## [Data shown]
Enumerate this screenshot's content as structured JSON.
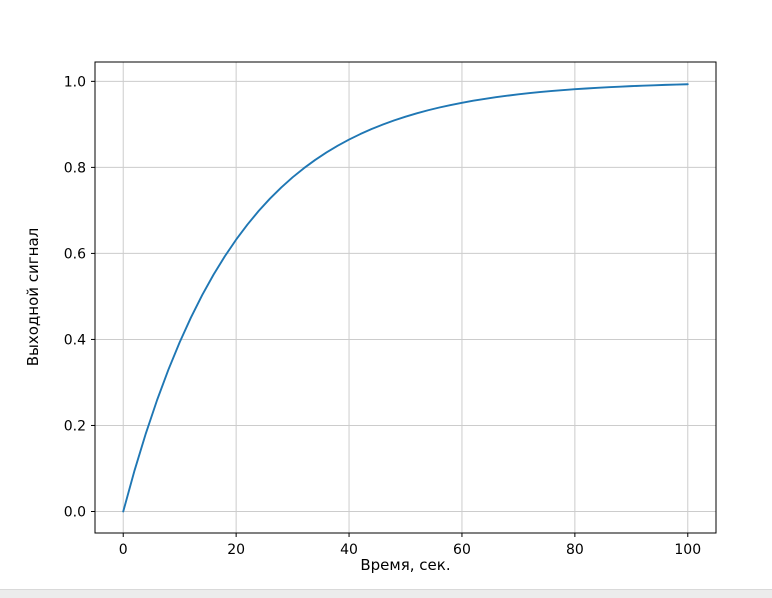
{
  "chart_data": {
    "type": "line",
    "title": "",
    "xlabel": "Время, сек.",
    "ylabel": "Выходной сигнал",
    "xlim": [
      -5,
      105
    ],
    "ylim": [
      -0.05,
      1.045
    ],
    "xticks": [
      0,
      20,
      40,
      60,
      80,
      100
    ],
    "xtick_labels": [
      "0",
      "20",
      "40",
      "60",
      "80",
      "100"
    ],
    "yticks": [
      0,
      0.2,
      0.4,
      0.6,
      0.8,
      1
    ],
    "ytick_labels": [
      "0.0",
      "0.2",
      "0.4",
      "0.6",
      "0.8",
      "1.0"
    ],
    "grid": true,
    "legend_visible": false,
    "x": [
      0,
      2,
      4,
      6,
      8,
      10,
      12,
      14,
      16,
      18,
      20,
      22,
      24,
      26,
      28,
      30,
      32,
      34,
      36,
      38,
      40,
      42,
      44,
      46,
      48,
      50,
      52,
      54,
      56,
      58,
      60,
      62,
      64,
      66,
      68,
      70,
      72,
      74,
      76,
      78,
      80,
      82,
      84,
      86,
      88,
      90,
      92,
      94,
      96,
      98,
      100
    ],
    "y": [
      0.0,
      0.0952,
      0.1813,
      0.2592,
      0.3297,
      0.3935,
      0.4512,
      0.5034,
      0.5507,
      0.5934,
      0.6321,
      0.6671,
      0.6988,
      0.7275,
      0.7534,
      0.7769,
      0.7981,
      0.8173,
      0.8347,
      0.8504,
      0.8647,
      0.8775,
      0.8892,
      0.8997,
      0.9093,
      0.9179,
      0.9257,
      0.9328,
      0.9392,
      0.945,
      0.9502,
      0.955,
      0.9592,
      0.9631,
      0.9666,
      0.9698,
      0.9727,
      0.9753,
      0.9776,
      0.9798,
      0.9817,
      0.9834,
      0.985,
      0.9864,
      0.9877,
      0.9889,
      0.9899,
      0.9909,
      0.9918,
      0.9926,
      0.9933
    ],
    "colors": {
      "line": "#1f77b4",
      "grid": "#cccccc",
      "axis": "#000000",
      "background": "#ffffff"
    }
  }
}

## [Prompt]
Each entry gets copied exactly; the pictures stay out.

## [Task result]
Enumerate this screenshot's content as structured JSON.
{
  "chart_data": {
    "type": "line",
    "title": "",
    "xlabel": "Время, сек.",
    "ylabel": "Выходной сигнал",
    "xlim": [
      -5,
      105
    ],
    "ylim": [
      -0.05,
      1.045
    ],
    "xticks": [
      0,
      20,
      40,
      60,
      80,
      100
    ],
    "xtick_labels": [
      "0",
      "20",
      "40",
      "60",
      "80",
      "100"
    ],
    "yticks": [
      0,
      0.2,
      0.4,
      0.6,
      0.8,
      1
    ],
    "ytick_labels": [
      "0.0",
      "0.2",
      "0.4",
      "0.6",
      "0.8",
      "1.0"
    ],
    "grid": true,
    "legend_visible": false,
    "x": [
      0,
      2,
      4,
      6,
      8,
      10,
      12,
      14,
      16,
      18,
      20,
      22,
      24,
      26,
      28,
      30,
      32,
      34,
      36,
      38,
      40,
      42,
      44,
      46,
      48,
      50,
      52,
      54,
      56,
      58,
      60,
      62,
      64,
      66,
      68,
      70,
      72,
      74,
      76,
      78,
      80,
      82,
      84,
      86,
      88,
      90,
      92,
      94,
      96,
      98,
      100
    ],
    "y": [
      0.0,
      0.0952,
      0.1813,
      0.2592,
      0.3297,
      0.3935,
      0.4512,
      0.5034,
      0.5507,
      0.5934,
      0.6321,
      0.6671,
      0.6988,
      0.7275,
      0.7534,
      0.7769,
      0.7981,
      0.8173,
      0.8347,
      0.8504,
      0.8647,
      0.8775,
      0.8892,
      0.8997,
      0.9093,
      0.9179,
      0.9257,
      0.9328,
      0.9392,
      0.945,
      0.9502,
      0.955,
      0.9592,
      0.9631,
      0.9666,
      0.9698,
      0.9727,
      0.9753,
      0.9776,
      0.9798,
      0.9817,
      0.9834,
      0.985,
      0.9864,
      0.9877,
      0.9889,
      0.9899,
      0.9909,
      0.9918,
      0.9926,
      0.9933
    ],
    "colors": {
      "line": "#1f77b4",
      "grid": "#cccccc",
      "axis": "#000000",
      "background": "#ffffff"
    }
  }
}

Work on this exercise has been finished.